* Data provided:
^^^^^^^^^^^^^^^^

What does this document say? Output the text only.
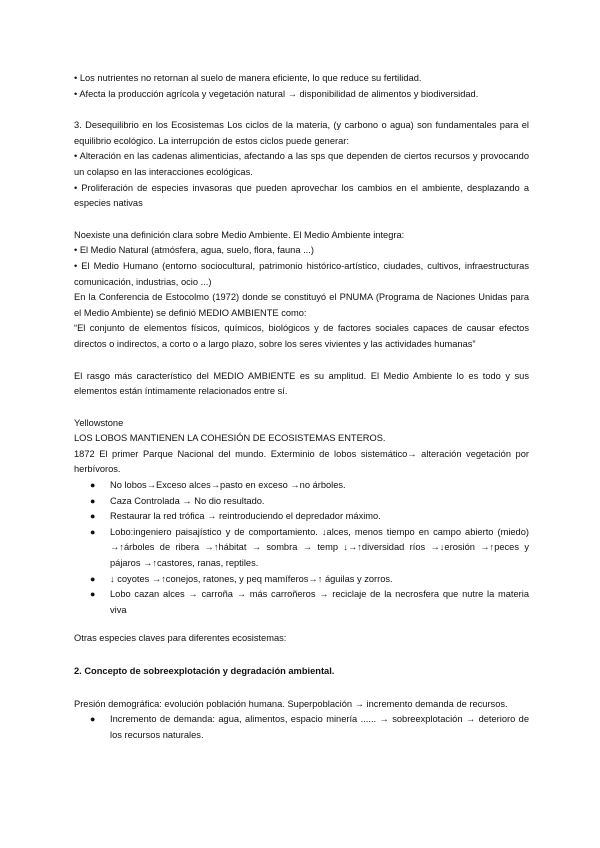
• Los nutrientes no retornan al suelo de manera eficiente, lo que reduce su fertilidad.

• Afecta la producción agrícola y vegetación natural → disponibilidad de alimentos y biodiversidad.

3. Desequilibrio en los Ecosistemas Los ciclos de la materia, (y carbono o agua) son fundamentales para el equilibrio ecológico. La interrupción de estos ciclos puede generar:

• Alteración en las cadenas alimenticias, afectando a las sps que dependen de ciertos recursos y provocando un colapso en las interacciones ecológicas.

• Proliferación de especies invasoras que pueden aprovechar los cambios en el ambiente, desplazando a especies nativas

Noexiste una definición clara sobre Medio Ambiente. El Medio Ambiente integra:

• El Medio Natural (atmósfera, agua, suelo, flora, fauna ...)

• El Medio Humano (entorno sociocultural, patrimonio histórico-artístico, ciudades, cultivos, infraestructuras comunicación, industrias, ocio ...)

En la Conferencia de Estocolmo (1972) donde se constituyó el PNUMA (Programa de Naciones Unidas para el Medio Ambiente) se definió MEDIO AMBIENTE como:

“El conjunto de elementos físicos, químicos, biológicos y de factores sociales capaces de causar efectos directos o indirectos, a corto o a largo plazo, sobre los seres vivientes y las actividades humanas”

El rasgo más característico del MEDIO AMBIENTE es su amplitud. El Medio Ambiente lo es todo y sus elementos están íntimamente relacionados entre sí.

Yellowstone

LOS LOBOS MANTIENEN LA COHESIÓN DE ECOSISTEMAS ENTEROS.

1872 El primer Parque Nacional del mundo. Exterminio de lobos sistemático→ alteración vegetación por herbívoros.

● No lobos→Exceso alces→pasto en exceso →no árboles.
● Caza Controlada → No dio resultado.
● Restaurar la red trófica → reintroduciendo el depredador máximo.
● Lobo:ingeniero paisajístico y de comportamiento. ↓alces, menos tiempo en campo abierto (miedo) →↑árboles de ribera →↑hábitat → sombra → temp ↓→↑diversidad ríos →↓erosión →↑peces y pájaros →↑castores, ranas, reptiles.
● ↓ coyotes →↑conejos, ratones, y peq mamíferos→↑ águilas y zorros.
● Lobo cazan alces → carroña → más carroñeros → reciclaje de la necrosfera que nutre la materia viva

Otras especies claves para diferentes ecosistemas:

2. Concepto de sobreexplotación y degradación ambiental.

Presión demográfica: evolución población humana. Superpoblación → incremento demanda de recursos.

● Incremento de demanda: agua, alimentos, espacio minería ...... → sobreexplotación → deterioro de los recursos naturales.
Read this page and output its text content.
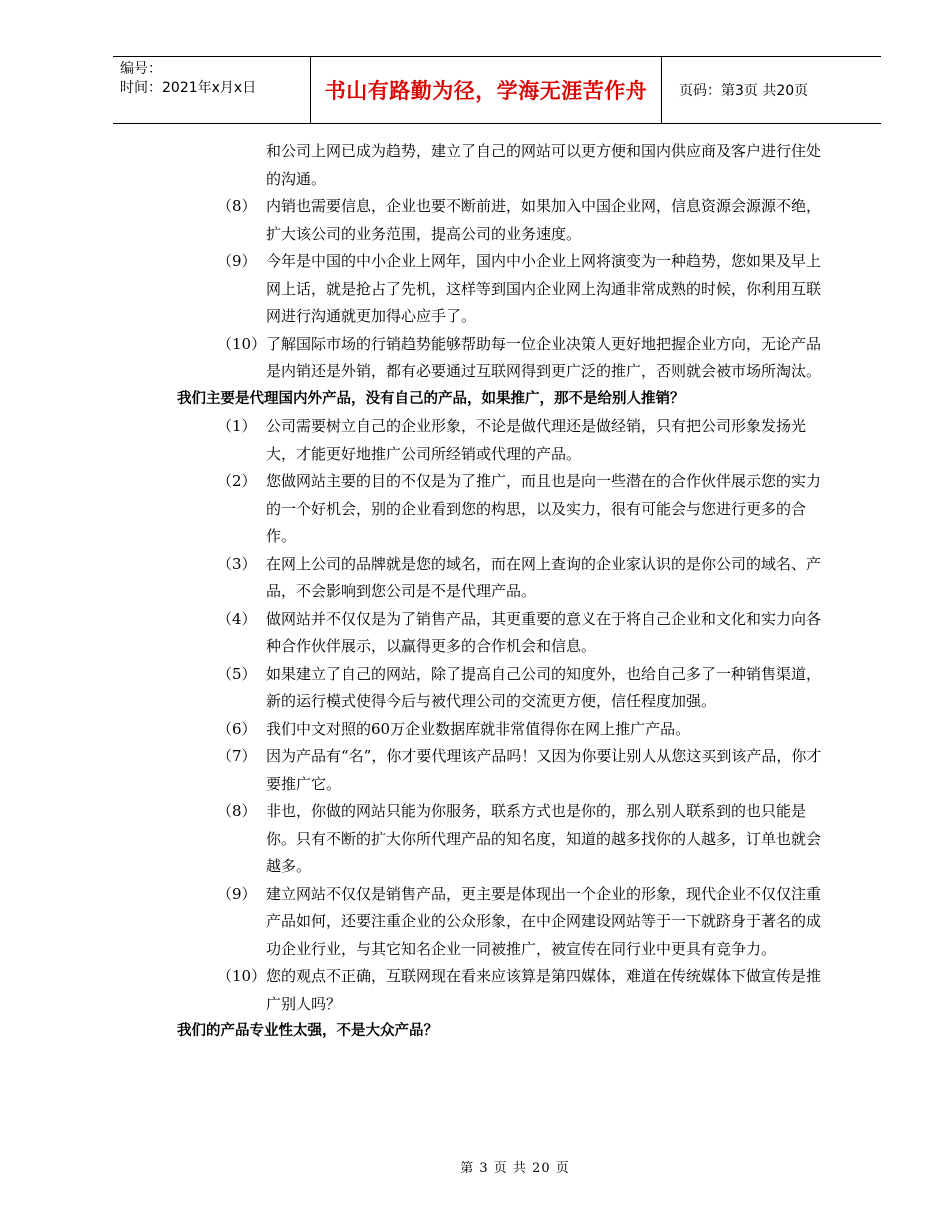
编号：
时间：2021年x月x日	书山有路勤为径，学海无涯苦作舟	页码：第3页 共20页
和公司上网已成为趋势，建立了自己的网站可以更方便和国内供应商及客户进行住处的沟通。
（8） 内销也需要信息，企业也要不断前进，如果加入中国企业网，信息资源会源源不绝，扩大该公司的业务范围，提高公司的业务速度。
（9） 今年是中国的中小企业上网年，国内中小企业上网将演变为一种趋势，您如果及早上网上话，就是抢占了先机，这样等到国内企业网上沟通非常成熟的时候，你利用互联网进行沟通就更加得心应手了。
（10） 了解国际市场的行销趋势能够帮助每一位企业决策人更好地把握企业方向，无论产品是内销还是外销，都有必要通过互联网得到更广泛的推广，否则就会被市场所淘汰。
我们主要是代理国内外产品，没有自己的产品，如果推广，那不是给别人推销？
（1） 公司需要树立自己的企业形象，不论是做代理还是做经销，只有把公司形象发扬光大，才能更好地推广公司所经销或代理的产品。
（2） 您做网站主要的目的不仅是为了推广，而且也是向一些潜在的合作伙伴展示您的实力的一个好机会，别的企业看到您的构思，以及实力，很有可能会与您进行更多的合作。
（3） 在网上公司的品牌就是您的域名，而在网上查询的企业家认识的是你公司的域名、产品，不会影响到您公司是不是代理产品。
（4） 做网站并不仅仅是为了销售产品，其更重要的意义在于将自己企业和文化和实力向各种合作伙伴展示，以赢得更多的合作机会和信息。
（5） 如果建立了自己的网站，除了提高自己公司的知度外，也给自己多了一种销售渠道，新的运行模式使得今后与被代理公司的交流更方便，信任程度加强。
（6） 我们中文对照的60万企业数据库就非常值得你在网上推广产品。
（7） 因为产品有“名”，你才要代理该产品吗！又因为你要让别人从您这买到该产品，你才要推广它。
（8） 非也，你做的网站只能为你服务，联系方式也是你的，那么别人联系到的也只能是你。只有不断的扩大你所代理产品的知名度，知道的越多找你的人越多，订单也就会越多。
（9） 建立网站不仅仅是销售产品，更主要是体现出一个企业的形象，现代企业不仅仅注重产品如何，还要注重企业的公众形象，在中企网建设网站等于一下就跻身于著名的成功企业行业，与其它知名企业一同被推广，被宣传在同行业中更具有竞争力。
（10） 您的观点不正确，互联网现在看来应该算是第四媒体，难道在传统媒体下做宣传是推广别人吗？
我们的产品专业性太强，不是大众产品？
第 3 页 共 20 页
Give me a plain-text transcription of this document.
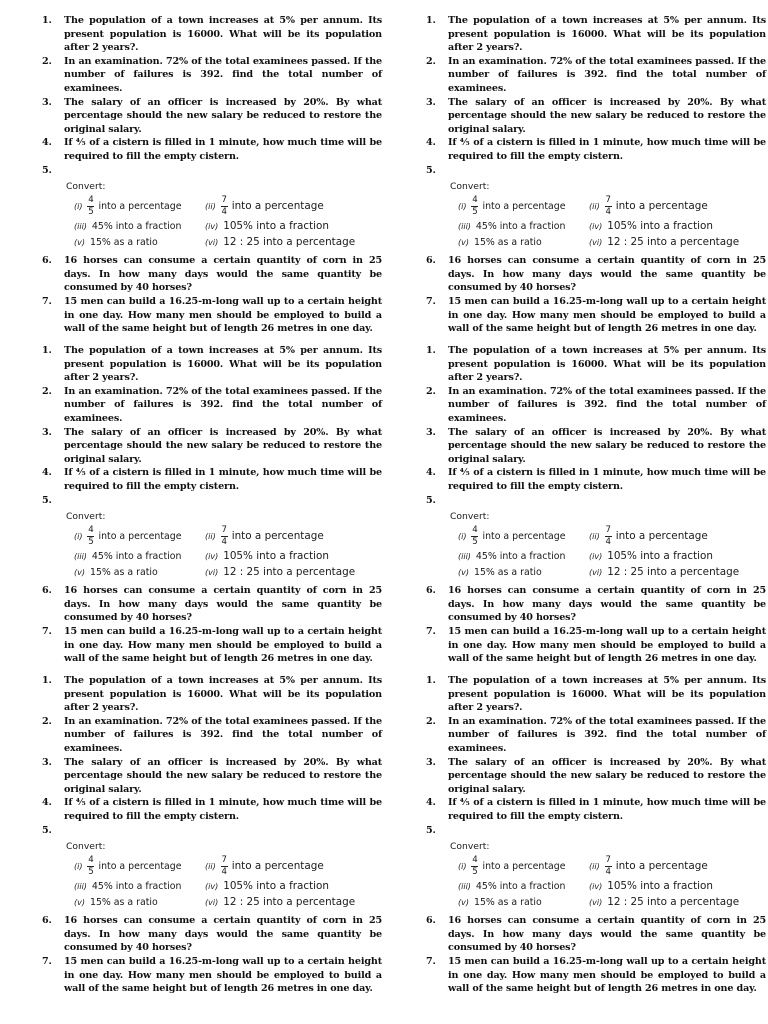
1. The population of a town increases at 5% per annum. Its present population is 16000. What will be its population after 2 years?.
2. In an examination. 72% of the total examinees passed. If the number of failures is 392. find the total number of examinees.
3. The salary of an officer is increased by 20%. By what percentage should the new salary be reduced to restore the original salary.
4. If ⅘ of a cistern is filled in 1 minute, how much time will be required to fill the empty cistern.
5.

Convert:
$(i) \frac{4}{5}$ into a percentage	$(ii) \frac{7}{4}$ into a percentage
(iii) 45% into a fraction	(iv) 105% into a fraction
(v) 15% as a ratio	(vi) 12 : 25 into a percentage
6. 16 horses can consume a certain quantity of corn in 25 days. In how many days would the same quantity be consumed by 40 horses?
7. 15 men can build a 16.25-m-long wall up to a certain height in one day. How many men should be employed to build a wall of the same height but of length 26 metres in one day.
1. The population of a town increases at 5% per annum. Its present population is 16000. What will be its population after 2 years?.
2. In an examination. 72% of the total examinees passed. If the number of failures is 392. find the total number of examinees.
3. The salary of an officer is increased by 20%. By what percentage should the new salary be reduced to restore the original salary.
4. If ⅘ of a cistern is filled in 1 minute, how much time will be required to fill the empty cistern.
5.

Convert:
$(i) \frac{4}{5}$ into a percentage	$(ii) \frac{7}{4}$ into a percentage
(iii) 45% into a fraction	(iv) 105% into a fraction
(v) 15% as a ratio	(vi) 12 : 25 into a percentage
6. 16 horses can consume a certain quantity of corn in 25 days. In how many days would the same quantity be consumed by 40 horses?
7. 15 men can build a 16.25-m-long wall up to a certain height in one day. How many men should be employed to build a wall of the same height but of length 26 metres in one day.
1. The population of a town increases at 5% per annum. Its present population is 16000. What will be its population after 2 years?.
2. In an examination. 72% of the total examinees passed. If the number of failures is 392. find the total number of examinees.
3. The salary of an officer is increased by 20%. By what percentage should the new salary be reduced to restore the original salary.
4. If ⅘ of a cistern is filled in 1 minute, how much time will be required to fill the empty cistern.
5.

Convert:
$(i) \frac{4}{5}$ into a percentage	$(ii) \frac{7}{4}$ into a percentage
(iii) 45% into a fraction	(iv) 105% into a fraction
(v) 15% as a ratio	(vi) 12 : 25 into a percentage
6. 16 horses can consume a certain quantity of corn in 25 days. In how many days would the same quantity be consumed by 40 horses?
7. 15 men can build a 16.25-m-long wall up to a certain height in one day. How many men should be employed to build a wall of the same height but of length 26 metres in one day.
1. The population of a town increases at 5% per annum. Its present population is 16000. What will be its population after 2 years?.
2. In an examination. 72% of the total examinees passed. If the number of failures is 392. find the total number of examinees.
3. The salary of an officer is increased by 20%. By what percentage should the new salary be reduced to restore the original salary.
4. If ⅘ of a cistern is filled in 1 minute, how much time will be required to fill the empty cistern.
5.

Convert:
$(i) \frac{4}{5}$ into a percentage	$(ii) \frac{7}{4}$ into a percentage
(iii) 45% into a fraction	(iv) 105% into a fraction
(v) 15% as a ratio	(vi) 12 : 25 into a percentage
6. 16 horses can consume a certain quantity of corn in 25 days. In how many days would the same quantity be consumed by 40 horses?
7. 15 men can build a 16.25-m-long wall up to a certain height in one day. How many men should be employed to build a wall of the same height but of length 26 metres in one day.
1. The population of a town increases at 5% per annum. Its present population is 16000. What will be its population after 2 years?.
2. In an examination. 72% of the total examinees passed. If the number of failures is 392. find the total number of examinees.
3. The salary of an officer is increased by 20%. By what percentage should the new salary be reduced to restore the original salary.
4. If ⅘ of a cistern is filled in 1 minute, how much time will be required to fill the empty cistern.
5.

Convert:
$(i) \frac{4}{5}$ into a percentage	$(ii) \frac{7}{4}$ into a percentage
(iii) 45% into a fraction	(iv) 105% into a fraction
(v) 15% as a ratio	(vi) 12 : 25 into a percentage
6. 16 horses can consume a certain quantity of corn in 25 days. In how many days would the same quantity be consumed by 40 horses?
7. 15 men can build a 16.25-m-long wall up to a certain height in one day. How many men should be employed to build a wall of the same height but of length 26 metres in one day.
1. The population of a town increases at 5% per annum. Its present population is 16000. What will be its population after 2 years?.
2. In an examination. 72% of the total examinees passed. If the number of failures is 392. find the total number of examinees.
3. The salary of an officer is increased by 20%. By what percentage should the new salary be reduced to restore the original salary.
4. If ⅘ of a cistern is filled in 1 minute, how much time will be required to fill the empty cistern.
5.

Convert:
$(i) \frac{4}{5}$ into a percentage	$(ii) \frac{7}{4}$ into a percentage
(iii) 45% into a fraction	(iv) 105% into a fraction
(v) 15% as a ratio	(vi) 12 : 25 into a percentage
6. 16 horses can consume a certain quantity of corn in 25 days. In how many days would the same quantity be consumed by 40 horses?
7. 15 men can build a 16.25-m-long wall up to a certain height in one day. How many men should be employed to build a wall of the same height but of length 26 metres in one day.
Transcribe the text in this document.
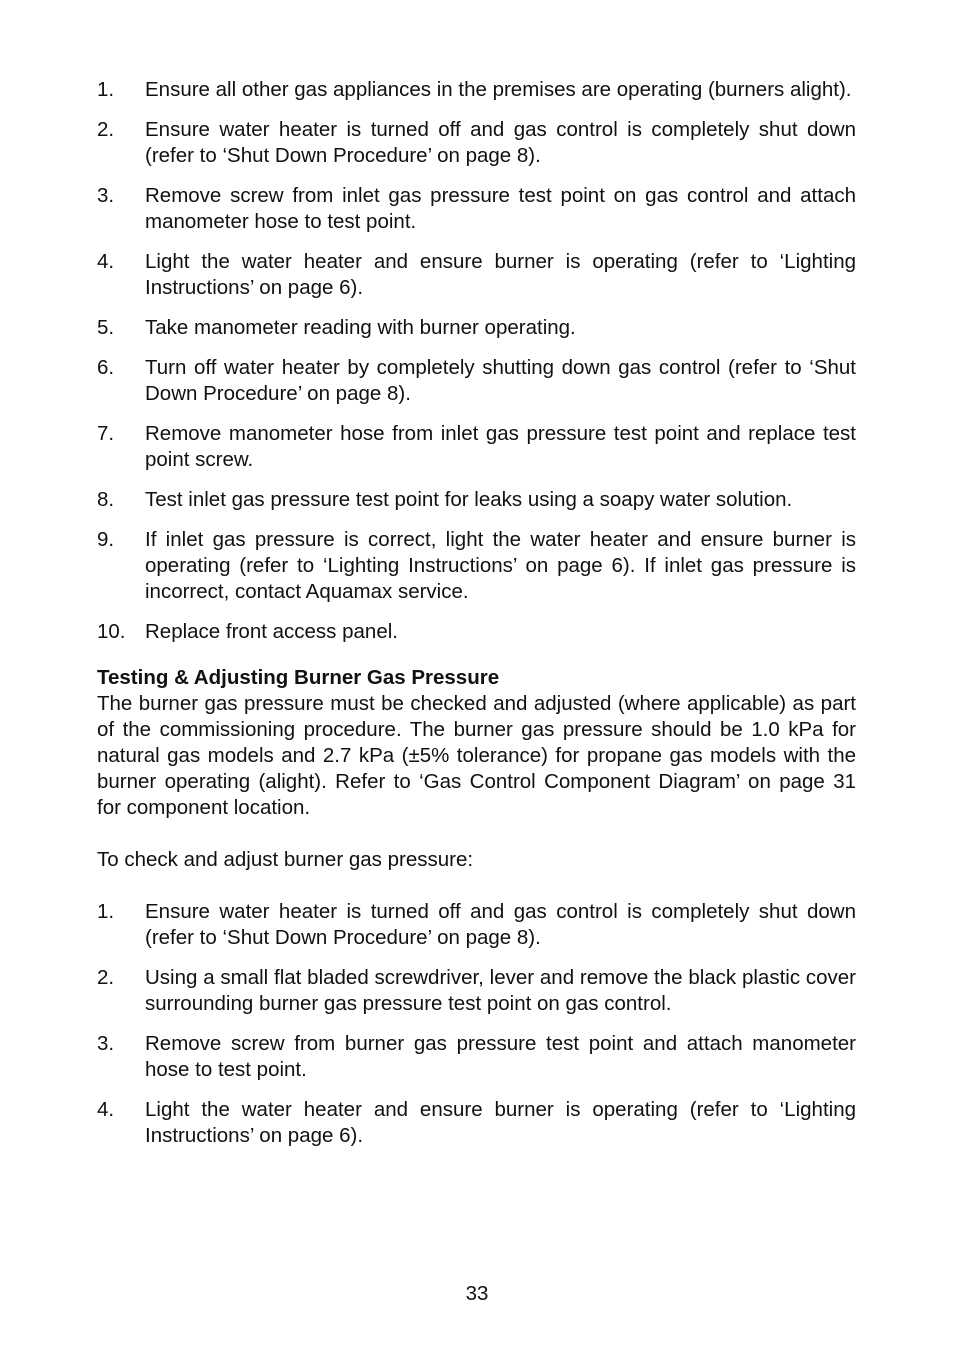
1.	Ensure all other gas appliances in the premises are operating (burners alight).
2.	Ensure water heater is turned off and gas control is completely shut down (refer to ‘Shut Down Procedure’ on page 8).
3.	Remove screw from inlet gas pressure test point on gas control and attach manometer hose to test point.
4.	Light the water heater and ensure burner is operating (refer to ‘Lighting Instructions’ on page 6).
5.	Take manometer reading with burner operating.
6.	Turn off water heater by completely shutting down gas control (refer to ‘Shut Down Procedure’ on page 8).
7.	Remove manometer hose from inlet gas pressure test point and replace test point screw.
8.	Test inlet gas pressure test point for leaks using a soapy water solution.
9.	If inlet gas pressure is correct, light the water heater and ensure burner is operating (refer to ‘Lighting Instructions’ on page 6). If inlet gas pressure is incorrect, contact Aquamax service.
10. Replace front access panel.
Testing & Adjusting Burner Gas Pressure

The burner gas pressure must be checked and adjusted (where applicable) as part of the commissioning procedure. The burner gas pressure should be 1.0 kPa for natural gas models and 2.7 kPa (±5% tolerance) for propane gas models with the burner operating (alight). Refer to ‘Gas Control Component Diagram’ on page 31 for component location.

To check and adjust burner gas pressure:

1.	Ensure water heater is turned off and gas control is completely shut down (refer to ‘Shut Down Procedure’ on page 8).
2.	Using a small flat bladed screwdriver, lever and remove the black plastic cover surrounding burner gas pressure test point on gas control.
3.	Remove screw from burner gas pressure test point and attach manometer hose to test point.
4.	Light the water heater and ensure burner is operating (refer to ‘Lighting Instructions’ on page 6).
33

^^^^^^^^^^^^^^^^

* Goal of the exercise: Tally how many lines of the records hold the word "text". Answer with the number only.

* Correct answer: 4